» WHAT IS BEING ASKED: In the listing below, identify each line with the word "بخشی" and return those lines.

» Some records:
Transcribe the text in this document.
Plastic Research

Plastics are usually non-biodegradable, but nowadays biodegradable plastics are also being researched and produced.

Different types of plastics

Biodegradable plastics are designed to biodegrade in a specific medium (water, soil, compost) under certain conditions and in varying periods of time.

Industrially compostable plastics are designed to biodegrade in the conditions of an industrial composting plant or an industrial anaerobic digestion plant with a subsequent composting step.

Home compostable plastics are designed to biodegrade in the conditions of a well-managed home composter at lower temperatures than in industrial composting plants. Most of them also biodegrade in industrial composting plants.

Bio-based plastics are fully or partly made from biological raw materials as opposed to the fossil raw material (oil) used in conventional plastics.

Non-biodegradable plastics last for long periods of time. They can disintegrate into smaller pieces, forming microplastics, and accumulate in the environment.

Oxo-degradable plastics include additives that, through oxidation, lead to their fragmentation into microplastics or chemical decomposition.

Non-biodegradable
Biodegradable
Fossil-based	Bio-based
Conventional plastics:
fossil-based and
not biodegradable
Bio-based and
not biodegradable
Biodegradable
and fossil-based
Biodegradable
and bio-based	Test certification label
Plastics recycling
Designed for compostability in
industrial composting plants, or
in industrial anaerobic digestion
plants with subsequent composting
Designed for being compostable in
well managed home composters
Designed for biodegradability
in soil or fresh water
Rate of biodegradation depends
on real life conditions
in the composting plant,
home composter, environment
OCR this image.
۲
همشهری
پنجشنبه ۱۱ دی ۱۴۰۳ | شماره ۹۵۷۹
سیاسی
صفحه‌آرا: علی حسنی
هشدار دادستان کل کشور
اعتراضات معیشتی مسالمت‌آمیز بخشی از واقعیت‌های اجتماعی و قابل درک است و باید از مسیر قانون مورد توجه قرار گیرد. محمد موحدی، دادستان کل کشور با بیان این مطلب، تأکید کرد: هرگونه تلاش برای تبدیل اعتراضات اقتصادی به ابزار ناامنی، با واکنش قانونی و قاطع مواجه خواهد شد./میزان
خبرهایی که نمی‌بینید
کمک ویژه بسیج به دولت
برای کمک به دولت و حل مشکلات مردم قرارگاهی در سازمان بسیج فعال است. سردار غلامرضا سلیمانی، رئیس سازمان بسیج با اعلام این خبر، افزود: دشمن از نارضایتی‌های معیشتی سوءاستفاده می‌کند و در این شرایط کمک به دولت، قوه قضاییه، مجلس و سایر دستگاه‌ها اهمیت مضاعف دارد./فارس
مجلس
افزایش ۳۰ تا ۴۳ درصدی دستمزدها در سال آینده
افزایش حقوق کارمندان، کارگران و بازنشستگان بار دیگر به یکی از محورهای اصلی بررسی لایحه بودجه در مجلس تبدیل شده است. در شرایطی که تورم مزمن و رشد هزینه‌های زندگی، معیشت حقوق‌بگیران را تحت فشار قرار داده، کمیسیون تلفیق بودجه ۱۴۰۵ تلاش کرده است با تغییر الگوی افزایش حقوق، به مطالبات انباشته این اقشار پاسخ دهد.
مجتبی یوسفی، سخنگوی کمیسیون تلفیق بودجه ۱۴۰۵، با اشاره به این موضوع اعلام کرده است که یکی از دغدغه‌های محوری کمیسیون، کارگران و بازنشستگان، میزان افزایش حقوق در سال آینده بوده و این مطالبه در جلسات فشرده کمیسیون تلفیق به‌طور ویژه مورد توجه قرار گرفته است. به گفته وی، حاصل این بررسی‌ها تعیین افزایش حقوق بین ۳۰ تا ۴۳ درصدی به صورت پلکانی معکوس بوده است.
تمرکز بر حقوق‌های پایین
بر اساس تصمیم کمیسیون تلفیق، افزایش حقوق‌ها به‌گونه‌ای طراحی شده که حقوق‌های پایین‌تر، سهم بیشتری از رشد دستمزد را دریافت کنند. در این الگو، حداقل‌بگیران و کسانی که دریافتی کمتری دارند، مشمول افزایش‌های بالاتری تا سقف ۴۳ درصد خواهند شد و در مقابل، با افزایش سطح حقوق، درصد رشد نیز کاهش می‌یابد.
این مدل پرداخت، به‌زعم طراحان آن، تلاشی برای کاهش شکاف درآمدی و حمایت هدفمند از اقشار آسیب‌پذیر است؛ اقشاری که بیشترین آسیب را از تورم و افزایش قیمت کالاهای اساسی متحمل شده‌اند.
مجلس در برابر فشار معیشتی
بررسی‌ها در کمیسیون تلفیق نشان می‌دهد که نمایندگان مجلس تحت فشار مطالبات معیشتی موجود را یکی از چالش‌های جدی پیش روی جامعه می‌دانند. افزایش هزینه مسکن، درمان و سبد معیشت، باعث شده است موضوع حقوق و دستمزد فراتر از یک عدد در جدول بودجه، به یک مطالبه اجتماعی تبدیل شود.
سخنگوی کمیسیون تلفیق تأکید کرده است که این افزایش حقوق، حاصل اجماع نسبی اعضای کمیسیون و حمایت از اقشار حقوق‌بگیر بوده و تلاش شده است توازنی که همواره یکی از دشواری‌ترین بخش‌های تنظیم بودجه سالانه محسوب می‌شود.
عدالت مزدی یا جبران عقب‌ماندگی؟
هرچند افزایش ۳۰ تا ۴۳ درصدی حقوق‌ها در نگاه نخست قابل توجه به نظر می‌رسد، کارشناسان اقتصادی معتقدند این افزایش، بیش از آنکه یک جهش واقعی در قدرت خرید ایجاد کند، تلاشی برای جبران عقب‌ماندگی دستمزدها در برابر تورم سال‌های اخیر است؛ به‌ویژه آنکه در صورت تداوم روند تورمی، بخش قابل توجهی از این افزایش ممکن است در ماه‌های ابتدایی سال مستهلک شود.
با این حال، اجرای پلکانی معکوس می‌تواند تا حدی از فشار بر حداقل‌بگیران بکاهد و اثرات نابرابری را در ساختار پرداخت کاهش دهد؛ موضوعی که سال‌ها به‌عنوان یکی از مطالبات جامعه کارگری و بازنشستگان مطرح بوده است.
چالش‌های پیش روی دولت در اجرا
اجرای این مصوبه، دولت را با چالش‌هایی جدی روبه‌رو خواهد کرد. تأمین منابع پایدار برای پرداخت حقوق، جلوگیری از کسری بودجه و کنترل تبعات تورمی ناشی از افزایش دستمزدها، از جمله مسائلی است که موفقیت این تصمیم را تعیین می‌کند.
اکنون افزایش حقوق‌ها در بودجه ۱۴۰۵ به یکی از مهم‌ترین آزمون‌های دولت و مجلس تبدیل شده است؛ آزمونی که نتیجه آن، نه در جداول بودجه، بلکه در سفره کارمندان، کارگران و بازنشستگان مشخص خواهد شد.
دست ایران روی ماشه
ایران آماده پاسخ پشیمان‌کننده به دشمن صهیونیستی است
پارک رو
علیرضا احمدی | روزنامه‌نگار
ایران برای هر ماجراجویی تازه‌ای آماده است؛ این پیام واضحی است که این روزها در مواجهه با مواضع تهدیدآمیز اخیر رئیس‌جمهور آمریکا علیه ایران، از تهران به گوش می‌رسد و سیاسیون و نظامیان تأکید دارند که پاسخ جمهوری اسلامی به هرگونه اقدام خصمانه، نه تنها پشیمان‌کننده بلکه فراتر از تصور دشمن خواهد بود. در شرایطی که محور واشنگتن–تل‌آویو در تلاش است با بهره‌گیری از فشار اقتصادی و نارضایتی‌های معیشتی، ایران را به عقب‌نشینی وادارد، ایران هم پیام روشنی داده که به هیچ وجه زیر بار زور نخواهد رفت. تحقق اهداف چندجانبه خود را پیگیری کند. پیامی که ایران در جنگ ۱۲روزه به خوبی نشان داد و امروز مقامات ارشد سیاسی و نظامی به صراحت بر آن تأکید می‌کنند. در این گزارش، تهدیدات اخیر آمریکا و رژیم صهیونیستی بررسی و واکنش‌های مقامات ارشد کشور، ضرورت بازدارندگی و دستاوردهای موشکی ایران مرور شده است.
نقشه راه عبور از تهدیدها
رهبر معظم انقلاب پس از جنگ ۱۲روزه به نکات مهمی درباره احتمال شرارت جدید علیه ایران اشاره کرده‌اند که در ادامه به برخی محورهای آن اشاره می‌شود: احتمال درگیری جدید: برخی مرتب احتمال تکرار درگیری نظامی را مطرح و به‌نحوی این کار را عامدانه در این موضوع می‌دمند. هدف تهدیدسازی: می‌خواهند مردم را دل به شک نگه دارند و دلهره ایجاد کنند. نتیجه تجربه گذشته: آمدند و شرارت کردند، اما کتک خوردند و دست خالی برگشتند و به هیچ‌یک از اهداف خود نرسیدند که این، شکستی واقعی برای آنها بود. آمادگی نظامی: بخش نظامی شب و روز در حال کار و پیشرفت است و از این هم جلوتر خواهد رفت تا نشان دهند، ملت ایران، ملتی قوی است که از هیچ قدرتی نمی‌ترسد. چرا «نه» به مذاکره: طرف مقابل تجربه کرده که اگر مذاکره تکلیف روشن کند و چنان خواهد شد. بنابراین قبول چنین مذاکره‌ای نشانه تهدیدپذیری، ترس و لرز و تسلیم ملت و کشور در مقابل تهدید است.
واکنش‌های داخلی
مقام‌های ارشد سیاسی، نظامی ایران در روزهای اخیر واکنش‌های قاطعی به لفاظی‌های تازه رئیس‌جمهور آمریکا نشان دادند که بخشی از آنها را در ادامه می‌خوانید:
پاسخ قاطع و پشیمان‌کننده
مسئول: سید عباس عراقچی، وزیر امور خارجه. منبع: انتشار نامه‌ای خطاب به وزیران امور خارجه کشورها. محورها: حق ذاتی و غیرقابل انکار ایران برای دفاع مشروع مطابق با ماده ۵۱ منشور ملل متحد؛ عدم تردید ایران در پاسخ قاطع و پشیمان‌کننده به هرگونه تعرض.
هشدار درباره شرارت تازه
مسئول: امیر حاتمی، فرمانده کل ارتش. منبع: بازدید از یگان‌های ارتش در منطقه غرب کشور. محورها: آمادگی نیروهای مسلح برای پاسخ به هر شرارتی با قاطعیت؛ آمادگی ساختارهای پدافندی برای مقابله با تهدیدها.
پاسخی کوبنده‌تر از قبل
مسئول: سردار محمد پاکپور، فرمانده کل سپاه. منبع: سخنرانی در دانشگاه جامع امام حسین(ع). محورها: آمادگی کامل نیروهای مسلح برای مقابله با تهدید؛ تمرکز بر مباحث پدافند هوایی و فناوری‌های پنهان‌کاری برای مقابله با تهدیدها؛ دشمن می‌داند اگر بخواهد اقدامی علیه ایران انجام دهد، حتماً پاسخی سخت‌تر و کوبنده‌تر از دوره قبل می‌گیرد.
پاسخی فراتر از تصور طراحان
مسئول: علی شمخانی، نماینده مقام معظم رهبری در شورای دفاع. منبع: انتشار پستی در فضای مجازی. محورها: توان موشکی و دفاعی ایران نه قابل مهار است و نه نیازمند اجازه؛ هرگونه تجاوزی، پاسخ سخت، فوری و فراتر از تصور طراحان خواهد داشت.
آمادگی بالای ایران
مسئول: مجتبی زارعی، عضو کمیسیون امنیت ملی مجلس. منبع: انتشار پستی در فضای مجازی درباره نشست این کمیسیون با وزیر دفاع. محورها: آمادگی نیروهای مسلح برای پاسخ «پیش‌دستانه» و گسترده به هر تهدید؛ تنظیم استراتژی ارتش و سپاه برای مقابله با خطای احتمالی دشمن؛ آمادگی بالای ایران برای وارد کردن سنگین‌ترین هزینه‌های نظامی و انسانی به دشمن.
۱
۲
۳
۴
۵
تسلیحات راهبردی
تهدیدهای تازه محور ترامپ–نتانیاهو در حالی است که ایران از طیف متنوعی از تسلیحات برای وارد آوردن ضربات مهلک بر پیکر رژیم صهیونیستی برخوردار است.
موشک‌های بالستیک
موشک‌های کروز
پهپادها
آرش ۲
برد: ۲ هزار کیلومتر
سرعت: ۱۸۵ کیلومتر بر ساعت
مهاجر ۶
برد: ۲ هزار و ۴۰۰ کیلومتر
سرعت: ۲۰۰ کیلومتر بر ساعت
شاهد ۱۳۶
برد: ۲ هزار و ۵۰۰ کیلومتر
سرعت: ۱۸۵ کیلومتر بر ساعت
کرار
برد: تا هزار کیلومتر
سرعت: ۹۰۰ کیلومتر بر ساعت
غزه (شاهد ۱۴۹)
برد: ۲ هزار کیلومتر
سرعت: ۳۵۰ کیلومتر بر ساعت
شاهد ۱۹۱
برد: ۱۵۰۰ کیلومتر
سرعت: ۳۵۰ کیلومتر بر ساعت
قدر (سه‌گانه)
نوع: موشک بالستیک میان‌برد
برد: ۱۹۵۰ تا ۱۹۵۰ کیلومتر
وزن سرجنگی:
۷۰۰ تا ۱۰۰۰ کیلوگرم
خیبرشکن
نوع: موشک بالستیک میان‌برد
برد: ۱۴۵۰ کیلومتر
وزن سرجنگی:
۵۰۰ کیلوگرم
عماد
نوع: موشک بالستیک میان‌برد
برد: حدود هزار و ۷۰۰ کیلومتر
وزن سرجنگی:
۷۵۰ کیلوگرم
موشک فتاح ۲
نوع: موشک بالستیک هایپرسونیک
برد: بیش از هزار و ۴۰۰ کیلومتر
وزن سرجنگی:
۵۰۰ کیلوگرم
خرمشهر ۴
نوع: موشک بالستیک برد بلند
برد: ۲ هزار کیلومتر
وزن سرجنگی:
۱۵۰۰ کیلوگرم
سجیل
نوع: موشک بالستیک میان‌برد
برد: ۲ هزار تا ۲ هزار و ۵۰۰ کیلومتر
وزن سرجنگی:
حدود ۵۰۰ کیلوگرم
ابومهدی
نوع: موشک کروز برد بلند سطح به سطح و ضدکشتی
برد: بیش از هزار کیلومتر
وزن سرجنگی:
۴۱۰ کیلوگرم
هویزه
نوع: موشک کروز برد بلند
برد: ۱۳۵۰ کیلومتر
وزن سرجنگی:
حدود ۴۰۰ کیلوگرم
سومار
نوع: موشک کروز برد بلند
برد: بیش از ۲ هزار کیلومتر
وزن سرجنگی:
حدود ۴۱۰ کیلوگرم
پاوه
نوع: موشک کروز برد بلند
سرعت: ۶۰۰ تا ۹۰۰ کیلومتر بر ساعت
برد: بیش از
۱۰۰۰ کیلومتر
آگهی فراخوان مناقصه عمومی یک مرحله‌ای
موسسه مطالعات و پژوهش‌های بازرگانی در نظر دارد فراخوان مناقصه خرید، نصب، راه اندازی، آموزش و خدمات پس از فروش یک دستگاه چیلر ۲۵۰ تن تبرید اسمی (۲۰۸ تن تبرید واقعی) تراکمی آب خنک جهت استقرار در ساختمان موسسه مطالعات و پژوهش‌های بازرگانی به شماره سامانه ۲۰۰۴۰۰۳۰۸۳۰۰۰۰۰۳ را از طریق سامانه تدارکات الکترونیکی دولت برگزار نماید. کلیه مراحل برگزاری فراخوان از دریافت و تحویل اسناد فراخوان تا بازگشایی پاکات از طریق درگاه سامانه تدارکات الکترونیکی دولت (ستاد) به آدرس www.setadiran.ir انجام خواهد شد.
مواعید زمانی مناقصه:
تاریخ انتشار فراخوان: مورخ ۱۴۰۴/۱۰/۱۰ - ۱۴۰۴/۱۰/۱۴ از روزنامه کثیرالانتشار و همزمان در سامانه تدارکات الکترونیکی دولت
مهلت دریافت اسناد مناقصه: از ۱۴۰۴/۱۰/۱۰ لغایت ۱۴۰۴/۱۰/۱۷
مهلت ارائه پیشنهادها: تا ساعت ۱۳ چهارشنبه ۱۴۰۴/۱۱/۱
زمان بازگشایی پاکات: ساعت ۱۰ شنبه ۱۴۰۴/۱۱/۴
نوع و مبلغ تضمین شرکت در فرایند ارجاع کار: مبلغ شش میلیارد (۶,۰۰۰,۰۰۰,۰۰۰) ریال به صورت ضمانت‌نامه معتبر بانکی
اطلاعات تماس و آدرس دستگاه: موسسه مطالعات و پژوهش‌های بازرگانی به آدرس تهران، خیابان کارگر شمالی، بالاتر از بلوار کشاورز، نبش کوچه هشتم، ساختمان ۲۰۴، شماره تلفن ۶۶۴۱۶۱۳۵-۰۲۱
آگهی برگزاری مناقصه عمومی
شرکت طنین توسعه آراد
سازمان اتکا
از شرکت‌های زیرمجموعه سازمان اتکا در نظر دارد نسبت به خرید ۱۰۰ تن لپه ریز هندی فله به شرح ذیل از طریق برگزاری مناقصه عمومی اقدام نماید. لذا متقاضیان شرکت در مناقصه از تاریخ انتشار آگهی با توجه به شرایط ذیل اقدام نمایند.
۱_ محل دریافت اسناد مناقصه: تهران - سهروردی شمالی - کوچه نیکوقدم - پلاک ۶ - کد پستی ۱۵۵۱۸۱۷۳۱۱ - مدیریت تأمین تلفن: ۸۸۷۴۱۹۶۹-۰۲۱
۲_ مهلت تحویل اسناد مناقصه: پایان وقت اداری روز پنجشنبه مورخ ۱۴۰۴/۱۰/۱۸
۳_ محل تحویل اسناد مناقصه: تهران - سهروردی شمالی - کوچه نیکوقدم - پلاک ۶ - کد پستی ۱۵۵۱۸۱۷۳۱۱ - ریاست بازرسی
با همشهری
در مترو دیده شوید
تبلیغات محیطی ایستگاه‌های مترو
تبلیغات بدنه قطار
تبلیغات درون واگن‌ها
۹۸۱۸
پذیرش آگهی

» SOLUTION FOR THIS TASK:
اعتراضات معیشتی مسالمت‌آمیز بخشی از واقعیت‌های اجتماعی و قابل درک است و باید از مسیر قانون مورد توجه قرار گیرد. محمد موحدی، دادستان کل کشور با بیان این مطلب، تأکید کرد: هرگونه تلاش برای تبدیل اعتراضات اقتصادی به ابزار ناامنی، با واکنش قانونی و قاطع مواجه خواهد شد./میزان
مقام‌های ارشد سیاسی، نظامی ایران در روزهای اخیر واکنش‌های قاطعی به لفاظی‌های تازه رئیس‌جمهور آمریکا نشان دادند که بخشی از آنها را در ادامه می‌خوانید:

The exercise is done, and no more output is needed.